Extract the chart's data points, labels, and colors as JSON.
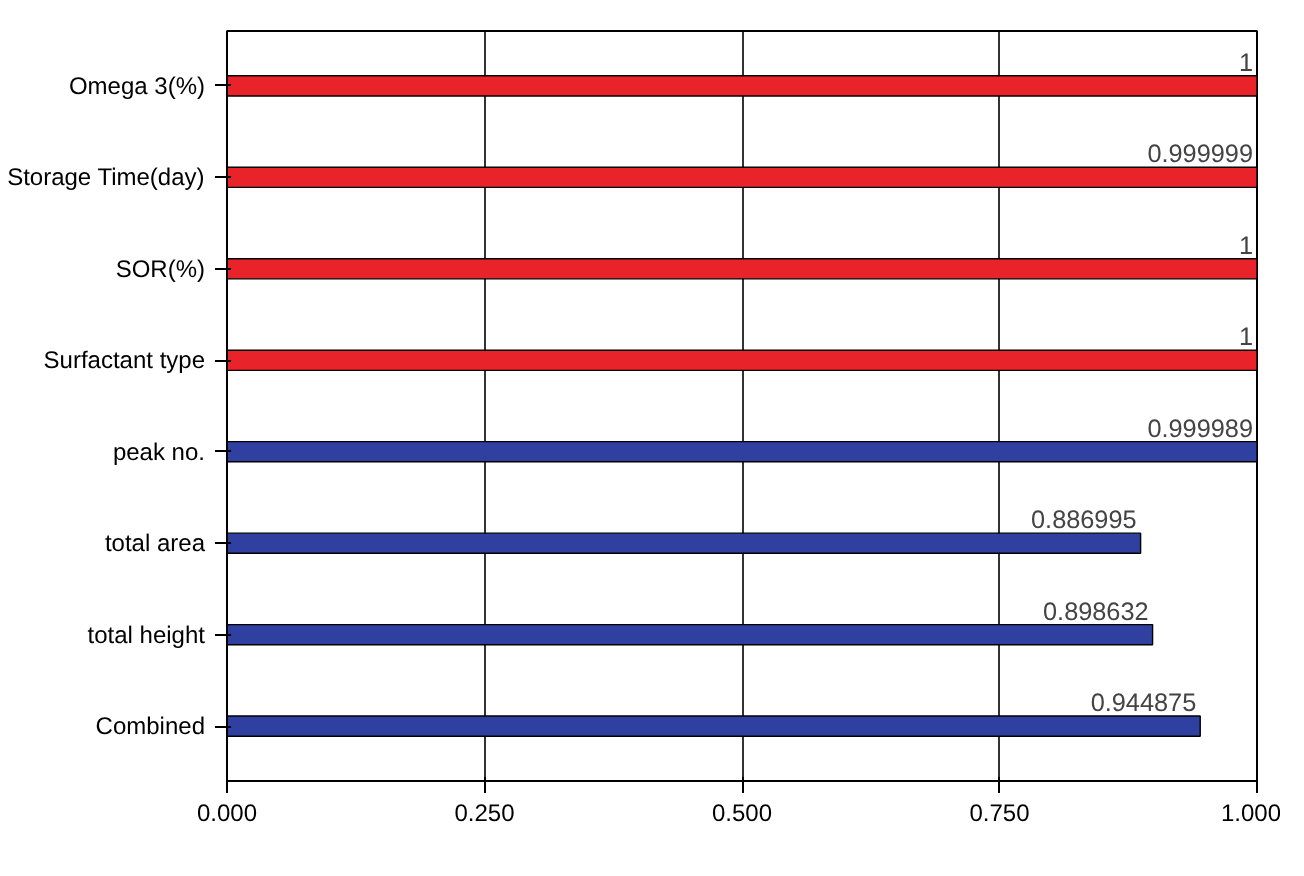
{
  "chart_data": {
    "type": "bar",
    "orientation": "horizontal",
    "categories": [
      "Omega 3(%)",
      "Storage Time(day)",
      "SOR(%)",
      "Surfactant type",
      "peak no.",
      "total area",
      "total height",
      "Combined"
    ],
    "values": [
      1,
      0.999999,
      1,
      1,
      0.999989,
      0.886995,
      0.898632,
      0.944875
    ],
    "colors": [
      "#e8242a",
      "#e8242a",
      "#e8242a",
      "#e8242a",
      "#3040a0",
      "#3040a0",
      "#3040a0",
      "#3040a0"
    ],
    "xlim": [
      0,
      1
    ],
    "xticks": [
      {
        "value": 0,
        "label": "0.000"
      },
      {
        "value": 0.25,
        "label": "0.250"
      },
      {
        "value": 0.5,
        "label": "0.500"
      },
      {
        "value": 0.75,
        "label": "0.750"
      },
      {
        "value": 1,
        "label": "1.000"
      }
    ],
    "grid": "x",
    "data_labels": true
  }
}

→ **Brief**
Leave the pictures out, and print every line of the listing exactly as written.

→ **Worked solution**
Extract the chart's data points, labels, and colors as JSON.
{
  "chart_data": {
    "type": "bar",
    "orientation": "horizontal",
    "categories": [
      "Omega 3(%)",
      "Storage Time(day)",
      "SOR(%)",
      "Surfactant type",
      "peak no.",
      "total area",
      "total height",
      "Combined"
    ],
    "values": [
      1,
      0.999999,
      1,
      1,
      0.999989,
      0.886995,
      0.898632,
      0.944875
    ],
    "colors": [
      "#e8242a",
      "#e8242a",
      "#e8242a",
      "#e8242a",
      "#3040a0",
      "#3040a0",
      "#3040a0",
      "#3040a0"
    ],
    "xlim": [
      0,
      1
    ],
    "xticks": [
      {
        "value": 0,
        "label": "0.000"
      },
      {
        "value": 0.25,
        "label": "0.250"
      },
      {
        "value": 0.5,
        "label": "0.500"
      },
      {
        "value": 0.75,
        "label": "0.750"
      },
      {
        "value": 1,
        "label": "1.000"
      }
    ],
    "grid": "x",
    "data_labels": true
  }
}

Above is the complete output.